- _Your instructions_
Please give the data below again in full, exactly as it stands.

- _Stored rows_
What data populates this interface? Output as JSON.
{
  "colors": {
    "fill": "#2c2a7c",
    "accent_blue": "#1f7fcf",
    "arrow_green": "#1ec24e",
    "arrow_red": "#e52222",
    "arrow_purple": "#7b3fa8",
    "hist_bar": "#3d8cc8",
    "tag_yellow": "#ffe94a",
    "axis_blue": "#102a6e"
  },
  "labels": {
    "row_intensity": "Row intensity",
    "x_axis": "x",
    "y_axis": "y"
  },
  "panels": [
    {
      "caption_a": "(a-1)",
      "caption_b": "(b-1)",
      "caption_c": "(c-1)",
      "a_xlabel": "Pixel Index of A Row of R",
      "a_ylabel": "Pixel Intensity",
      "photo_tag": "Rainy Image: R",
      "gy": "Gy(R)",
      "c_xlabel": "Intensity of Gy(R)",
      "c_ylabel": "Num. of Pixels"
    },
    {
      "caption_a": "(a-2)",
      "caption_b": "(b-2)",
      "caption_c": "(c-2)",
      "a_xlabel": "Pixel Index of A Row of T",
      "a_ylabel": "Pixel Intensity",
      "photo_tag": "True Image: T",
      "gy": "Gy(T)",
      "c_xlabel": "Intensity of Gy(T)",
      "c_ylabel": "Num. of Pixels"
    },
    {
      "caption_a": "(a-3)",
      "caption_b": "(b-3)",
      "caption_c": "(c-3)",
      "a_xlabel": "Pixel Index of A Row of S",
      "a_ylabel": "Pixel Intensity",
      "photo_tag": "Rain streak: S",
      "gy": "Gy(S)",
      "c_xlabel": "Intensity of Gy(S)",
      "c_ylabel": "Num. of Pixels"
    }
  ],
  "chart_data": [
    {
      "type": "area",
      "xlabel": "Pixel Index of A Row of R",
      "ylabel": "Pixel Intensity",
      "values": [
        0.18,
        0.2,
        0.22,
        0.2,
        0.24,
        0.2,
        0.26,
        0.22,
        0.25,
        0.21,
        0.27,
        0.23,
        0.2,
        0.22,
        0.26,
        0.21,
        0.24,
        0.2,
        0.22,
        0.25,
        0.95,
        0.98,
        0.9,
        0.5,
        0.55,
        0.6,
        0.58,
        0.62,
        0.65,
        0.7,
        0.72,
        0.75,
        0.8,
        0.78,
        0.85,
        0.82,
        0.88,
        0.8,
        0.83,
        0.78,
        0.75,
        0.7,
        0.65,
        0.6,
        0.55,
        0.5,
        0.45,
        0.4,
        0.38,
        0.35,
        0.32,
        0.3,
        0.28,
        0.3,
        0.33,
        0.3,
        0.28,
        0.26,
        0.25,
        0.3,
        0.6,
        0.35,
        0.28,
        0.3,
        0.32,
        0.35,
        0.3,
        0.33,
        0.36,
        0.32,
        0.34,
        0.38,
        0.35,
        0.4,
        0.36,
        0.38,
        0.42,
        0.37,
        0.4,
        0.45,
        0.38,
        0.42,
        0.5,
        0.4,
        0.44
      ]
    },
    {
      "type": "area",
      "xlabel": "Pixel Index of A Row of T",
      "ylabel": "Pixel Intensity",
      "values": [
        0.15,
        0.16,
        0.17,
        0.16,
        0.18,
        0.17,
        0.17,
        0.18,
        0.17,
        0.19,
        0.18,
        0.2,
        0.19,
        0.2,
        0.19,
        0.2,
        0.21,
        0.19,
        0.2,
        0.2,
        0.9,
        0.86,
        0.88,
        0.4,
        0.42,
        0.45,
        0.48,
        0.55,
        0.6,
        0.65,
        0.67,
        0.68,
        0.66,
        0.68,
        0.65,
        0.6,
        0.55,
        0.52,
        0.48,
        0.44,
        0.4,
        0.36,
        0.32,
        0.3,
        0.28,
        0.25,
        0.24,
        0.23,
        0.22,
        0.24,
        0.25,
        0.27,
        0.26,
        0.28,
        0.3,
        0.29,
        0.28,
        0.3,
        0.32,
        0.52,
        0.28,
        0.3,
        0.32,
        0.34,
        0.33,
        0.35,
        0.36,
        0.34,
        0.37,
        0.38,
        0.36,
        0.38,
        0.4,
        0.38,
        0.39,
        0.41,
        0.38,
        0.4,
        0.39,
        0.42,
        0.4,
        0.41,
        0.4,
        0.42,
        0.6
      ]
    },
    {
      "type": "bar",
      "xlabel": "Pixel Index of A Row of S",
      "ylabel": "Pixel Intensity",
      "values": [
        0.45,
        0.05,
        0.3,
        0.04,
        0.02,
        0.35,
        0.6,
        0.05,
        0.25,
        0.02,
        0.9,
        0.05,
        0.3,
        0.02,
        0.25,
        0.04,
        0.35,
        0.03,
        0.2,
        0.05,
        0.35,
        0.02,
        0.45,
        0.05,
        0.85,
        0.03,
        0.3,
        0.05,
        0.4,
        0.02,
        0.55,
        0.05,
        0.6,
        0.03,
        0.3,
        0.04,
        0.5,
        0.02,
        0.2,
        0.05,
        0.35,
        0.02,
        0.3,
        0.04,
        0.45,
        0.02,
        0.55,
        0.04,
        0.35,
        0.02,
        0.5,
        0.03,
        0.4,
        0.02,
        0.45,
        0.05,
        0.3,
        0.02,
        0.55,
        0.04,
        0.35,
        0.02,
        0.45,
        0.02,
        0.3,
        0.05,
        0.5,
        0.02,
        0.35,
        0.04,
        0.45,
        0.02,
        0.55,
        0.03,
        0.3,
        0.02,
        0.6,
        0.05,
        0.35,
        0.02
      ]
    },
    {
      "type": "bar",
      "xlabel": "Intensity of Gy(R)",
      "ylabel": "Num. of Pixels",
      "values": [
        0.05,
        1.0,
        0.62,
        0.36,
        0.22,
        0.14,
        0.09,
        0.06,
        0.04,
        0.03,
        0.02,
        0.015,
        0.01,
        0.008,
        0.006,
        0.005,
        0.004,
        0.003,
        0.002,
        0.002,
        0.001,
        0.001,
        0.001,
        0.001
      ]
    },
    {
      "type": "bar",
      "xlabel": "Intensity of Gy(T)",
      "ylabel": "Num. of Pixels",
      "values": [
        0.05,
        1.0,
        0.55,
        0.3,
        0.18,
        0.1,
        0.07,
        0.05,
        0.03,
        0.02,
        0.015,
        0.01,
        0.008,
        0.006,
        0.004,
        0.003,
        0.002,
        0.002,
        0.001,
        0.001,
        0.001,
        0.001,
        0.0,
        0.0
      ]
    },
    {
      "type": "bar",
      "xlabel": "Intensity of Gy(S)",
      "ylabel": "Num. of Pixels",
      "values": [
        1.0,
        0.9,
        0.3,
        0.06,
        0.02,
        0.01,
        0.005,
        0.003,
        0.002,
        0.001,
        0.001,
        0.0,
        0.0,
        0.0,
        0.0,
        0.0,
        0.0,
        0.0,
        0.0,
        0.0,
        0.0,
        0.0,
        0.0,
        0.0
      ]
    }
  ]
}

- _Final result_
What data populates this interface? Output as JSON.
{
  "colors": {
    "fill": "#2c2a7c",
    "accent_blue": "#1f7fcf",
    "arrow_green": "#1ec24e",
    "arrow_red": "#e52222",
    "arrow_purple": "#7b3fa8",
    "hist_bar": "#3d8cc8",
    "tag_yellow": "#ffe94a",
    "axis_blue": "#102a6e"
  },
  "labels": {
    "row_intensity": "Row intensity",
    "x_axis": "x",
    "y_axis": "y"
  },
  "panels": [
    {
      "caption_a": "(a-1)",
      "caption_b": "(b-1)",
      "caption_c": "(c-1)",
      "a_xlabel": "Pixel Index of A Row of R",
      "a_ylabel": "Pixel Intensity",
      "photo_tag": "Rainy Image: R",
      "gy": "Gy(R)",
      "c_xlabel": "Intensity of Gy(R)",
      "c_ylabel": "Num. of Pixels"
    },
    {
      "caption_a": "(a-2)",
      "caption_b": "(b-2)",
      "caption_c": "(c-2)",
      "a_xlabel": "Pixel Index of A Row of T",
      "a_ylabel": "Pixel Intensity",
      "photo_tag": "True Image: T",
      "gy": "Gy(T)",
      "c_xlabel": "Intensity of Gy(T)",
      "c_ylabel": "Num. of Pixels"
    },
    {
      "caption_a": "(a-3)",
      "caption_b": "(b-3)",
      "caption_c": "(c-3)",
      "a_xlabel": "Pixel Index of A Row of S",
      "a_ylabel": "Pixel Intensity",
      "photo_tag": "Rain streak: S",
      "gy": "Gy(S)",
      "c_xlabel": "Intensity of Gy(S)",
      "c_ylabel": "Num. of Pixels"
    }
  ],
  "chart_data": [
    {
      "type": "area",
      "xlabel": "Pixel Index of A Row of R",
      "ylabel": "Pixel Intensity",
      "values": [
        0.18,
        0.2,
        0.22,
        0.2,
        0.24,
        0.2,
        0.26,
        0.22,
        0.25,
        0.21,
        0.27,
        0.23,
        0.2,
        0.22,
        0.26,
        0.21,
        0.24,
        0.2,
        0.22,
        0.25,
        0.95,
        0.98,
        0.9,
        0.5,
        0.55,
        0.6,
        0.58,
        0.62,
        0.65,
        0.7,
        0.72,
        0.75,
        0.8,
        0.78,
        0.85,
        0.82,
        0.88,
        0.8,
        0.83,
        0.78,
        0.75,
        0.7,
        0.65,
        0.6,
        0.55,
        0.5,
        0.45,
        0.4,
        0.38,
        0.35,
        0.32,
        0.3,
        0.28,
        0.3,
        0.33,
        0.3,
        0.28,
        0.26,
        0.25,
        0.3,
        0.6,
        0.35,
        0.28,
        0.3,
        0.32,
        0.35,
        0.3,
        0.33,
        0.36,
        0.32,
        0.34,
        0.38,
        0.35,
        0.4,
        0.36,
        0.38,
        0.42,
        0.37,
        0.4,
        0.45,
        0.38,
        0.42,
        0.5,
        0.4,
        0.44
      ]
    },
    {
      "type": "area",
      "xlabel": "Pixel Index of A Row of T",
      "ylabel": "Pixel Intensity",
      "values": [
        0.15,
        0.16,
        0.17,
        0.16,
        0.18,
        0.17,
        0.17,
        0.18,
        0.17,
        0.19,
        0.18,
        0.2,
        0.19,
        0.2,
        0.19,
        0.2,
        0.21,
        0.19,
        0.2,
        0.2,
        0.9,
        0.86,
        0.88,
        0.4,
        0.42,
        0.45,
        0.48,
        0.55,
        0.6,
        0.65,
        0.67,
        0.68,
        0.66,
        0.68,
        0.65,
        0.6,
        0.55,
        0.52,
        0.48,
        0.44,
        0.4,
        0.36,
        0.32,
        0.3,
        0.28,
        0.25,
        0.24,
        0.23,
        0.22,
        0.24,
        0.25,
        0.27,
        0.26,
        0.28,
        0.3,
        0.29,
        0.28,
        0.3,
        0.32,
        0.52,
        0.28,
        0.3,
        0.32,
        0.34,
        0.33,
        0.35,
        0.36,
        0.34,
        0.37,
        0.38,
        0.36,
        0.38,
        0.4,
        0.38,
        0.39,
        0.41,
        0.38,
        0.4,
        0.39,
        0.42,
        0.4,
        0.41,
        0.4,
        0.42,
        0.6
      ]
    },
    {
      "type": "bar",
      "xlabel": "Pixel Index of A Row of S",
      "ylabel": "Pixel Intensity",
      "values": [
        0.45,
        0.05,
        0.3,
        0.04,
        0.02,
        0.35,
        0.6,
        0.05,
        0.25,
        0.02,
        0.9,
        0.05,
        0.3,
        0.02,
        0.25,
        0.04,
        0.35,
        0.03,
        0.2,
        0.05,
        0.35,
        0.02,
        0.45,
        0.05,
        0.85,
        0.03,
        0.3,
        0.05,
        0.4,
        0.02,
        0.55,
        0.05,
        0.6,
        0.03,
        0.3,
        0.04,
        0.5,
        0.02,
        0.2,
        0.05,
        0.35,
        0.02,
        0.3,
        0.04,
        0.45,
        0.02,
        0.55,
        0.04,
        0.35,
        0.02,
        0.5,
        0.03,
        0.4,
        0.02,
        0.45,
        0.05,
        0.3,
        0.02,
        0.55,
        0.04,
        0.35,
        0.02,
        0.45,
        0.02,
        0.3,
        0.05,
        0.5,
        0.02,
        0.35,
        0.04,
        0.45,
        0.02,
        0.55,
        0.03,
        0.3,
        0.02,
        0.6,
        0.05,
        0.35,
        0.02
      ]
    },
    {
      "type": "bar",
      "xlabel": "Intensity of Gy(R)",
      "ylabel": "Num. of Pixels",
      "values": [
        0.05,
        1.0,
        0.62,
        0.36,
        0.22,
        0.14,
        0.09,
        0.06,
        0.04,
        0.03,
        0.02,
        0.015,
        0.01,
        0.008,
        0.006,
        0.005,
        0.004,
        0.003,
        0.002,
        0.002,
        0.001,
        0.001,
        0.001,
        0.001
      ]
    },
    {
      "type": "bar",
      "xlabel": "Intensity of Gy(T)",
      "ylabel": "Num. of Pixels",
      "values": [
        0.05,
        1.0,
        0.55,
        0.3,
        0.18,
        0.1,
        0.07,
        0.05,
        0.03,
        0.02,
        0.015,
        0.01,
        0.008,
        0.006,
        0.004,
        0.003,
        0.002,
        0.002,
        0.001,
        0.001,
        0.001,
        0.001,
        0.0,
        0.0
      ]
    },
    {
      "type": "bar",
      "xlabel": "Intensity of Gy(S)",
      "ylabel": "Num. of Pixels",
      "values": [
        1.0,
        0.9,
        0.3,
        0.06,
        0.02,
        0.01,
        0.005,
        0.003,
        0.002,
        0.001,
        0.001,
        0.0,
        0.0,
        0.0,
        0.0,
        0.0,
        0.0,
        0.0,
        0.0,
        0.0,
        0.0,
        0.0,
        0.0,
        0.0
      ]
    }
  ]
}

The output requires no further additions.